Page —
+++
Early to Bet is a 1951 Warner Bros. Merrie Melodies theatrical cartoon short directed by Robert McKimson. The short was released on May 12, 1951, and features the Gambling Bug.

Plot
The narrator introduces the Gambling Bug, demanding he stand up so everyone can get a look at him. Three examples are then offered, showing what happens should this Gambling Bug "bite" someone, giving them "gambling fever". First, a restaurant customer is seen coaxing a frustrated waiter (named Luigi) to allow another in what has clearly been a series of coin flips to determine payment for a meal.  Next, two men at a bar bet five dollars ("five bucks") that a buzzing fly will land on one or another glass of beer first. Then, another man puts a coin in a casino slot machine and watches the wheels spin around until three oranges appear. He jumps for joy until he sees the payout is three actual oranges instead of a money jackpot. Enraged, he begins punching the slot machine.

After that introductory segment closes with a somber warning for "folks" (the audience) to watch out for the Gambling Bug, the bug chooses to leave his victims alone for a day, and goes on vacation. Out walking, the bug is surprised by a dog who strides by and pulls a black and white cat from beneath a farm building. The dog, apparently a card sharp, suggests the cat might like to play cards for penalties. The cat adamantly refuses, says he is through playing cards with the dog and, somewhat irritated, goes to sit on a nearby log. The Gambling Bug immediately sees this as an irresistible opportunity and bites the cat's ear.

Now the cat, wound-up and anxious to bet, dashes back to the dog repeating, "Gimme the cards, deal 'em out, let's go, come on!" They play gin rummy for penalties and the cat promptly loses. After he briefly transforms into a "sucker" (a lollipop), he dejectedly heads over to and spins the Penalty Wheel. He lands on Number 14: "The Gesundheit", which he finds out when picking the appropriate file out of a nearby file drawer. He begs not to be punished with Raymond Scott's Powerhouse (section B) music as background, still he is forced to blow bubble gum as the dog shakes "sneeze powder" (pepper) on his nose; the resulting huge sneeze causes the bubble gum to completely cover the cat. After the dog says 'Gesundheit', the cat becomes enraged and tries to break free from the gum.
+++
Entries provided —
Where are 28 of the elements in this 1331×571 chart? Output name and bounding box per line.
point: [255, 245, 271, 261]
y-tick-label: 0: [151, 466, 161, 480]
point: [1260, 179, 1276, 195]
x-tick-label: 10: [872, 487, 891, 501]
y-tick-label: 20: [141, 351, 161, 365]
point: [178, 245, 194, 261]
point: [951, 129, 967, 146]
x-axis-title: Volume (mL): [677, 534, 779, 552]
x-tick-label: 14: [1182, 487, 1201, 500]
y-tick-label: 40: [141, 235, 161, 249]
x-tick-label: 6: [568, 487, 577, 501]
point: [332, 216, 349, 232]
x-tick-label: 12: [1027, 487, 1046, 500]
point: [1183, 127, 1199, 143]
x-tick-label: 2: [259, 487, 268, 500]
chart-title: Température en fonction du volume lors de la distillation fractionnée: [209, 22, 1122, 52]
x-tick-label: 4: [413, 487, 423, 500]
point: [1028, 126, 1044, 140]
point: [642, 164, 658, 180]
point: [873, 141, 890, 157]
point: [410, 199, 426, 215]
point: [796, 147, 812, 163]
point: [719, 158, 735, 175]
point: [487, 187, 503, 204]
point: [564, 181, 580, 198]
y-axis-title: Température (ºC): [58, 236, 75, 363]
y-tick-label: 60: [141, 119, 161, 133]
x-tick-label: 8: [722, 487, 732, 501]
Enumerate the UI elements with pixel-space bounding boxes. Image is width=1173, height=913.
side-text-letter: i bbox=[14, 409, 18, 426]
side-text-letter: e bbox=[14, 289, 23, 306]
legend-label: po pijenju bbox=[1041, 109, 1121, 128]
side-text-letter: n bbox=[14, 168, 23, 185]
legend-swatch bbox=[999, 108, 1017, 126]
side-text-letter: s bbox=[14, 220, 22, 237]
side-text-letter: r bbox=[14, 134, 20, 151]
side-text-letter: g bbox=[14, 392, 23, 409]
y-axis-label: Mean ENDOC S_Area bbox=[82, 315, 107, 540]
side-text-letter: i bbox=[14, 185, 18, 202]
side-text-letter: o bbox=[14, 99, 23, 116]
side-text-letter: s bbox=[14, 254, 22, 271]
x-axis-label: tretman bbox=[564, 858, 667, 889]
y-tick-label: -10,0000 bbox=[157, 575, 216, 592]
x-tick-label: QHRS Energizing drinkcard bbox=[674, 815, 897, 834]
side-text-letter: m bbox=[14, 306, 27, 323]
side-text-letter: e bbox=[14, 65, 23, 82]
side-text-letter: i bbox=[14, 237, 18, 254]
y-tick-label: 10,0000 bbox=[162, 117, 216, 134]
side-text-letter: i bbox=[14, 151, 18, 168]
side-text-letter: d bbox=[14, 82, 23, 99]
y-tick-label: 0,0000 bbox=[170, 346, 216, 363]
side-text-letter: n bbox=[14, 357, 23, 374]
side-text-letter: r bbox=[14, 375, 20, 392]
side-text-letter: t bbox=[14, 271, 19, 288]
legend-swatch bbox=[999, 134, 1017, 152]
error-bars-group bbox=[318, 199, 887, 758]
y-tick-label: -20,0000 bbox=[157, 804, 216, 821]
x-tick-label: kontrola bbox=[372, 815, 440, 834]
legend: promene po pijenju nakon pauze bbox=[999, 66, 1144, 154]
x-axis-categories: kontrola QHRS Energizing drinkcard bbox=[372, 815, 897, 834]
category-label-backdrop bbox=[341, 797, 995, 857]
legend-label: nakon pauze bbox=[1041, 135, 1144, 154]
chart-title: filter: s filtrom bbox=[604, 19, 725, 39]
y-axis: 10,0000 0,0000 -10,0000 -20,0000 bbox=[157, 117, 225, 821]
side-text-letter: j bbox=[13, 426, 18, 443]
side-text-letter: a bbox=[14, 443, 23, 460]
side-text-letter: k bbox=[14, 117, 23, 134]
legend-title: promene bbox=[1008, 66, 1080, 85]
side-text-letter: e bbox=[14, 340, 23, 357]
+++
Written instruction —
Answer from the Early to Bet text:
(a) Who directed the short?
(b) What do the two men at the bar bet on, and for how much?
(c) What number and name does the cat land on when he spins the Penalty Wheel?

Correct output —
(a) Robert McKimson.
(b) They bet five dollars on which glass of beer a buzzing fly will land on first.
(c) Number 14, "The Gesundheit".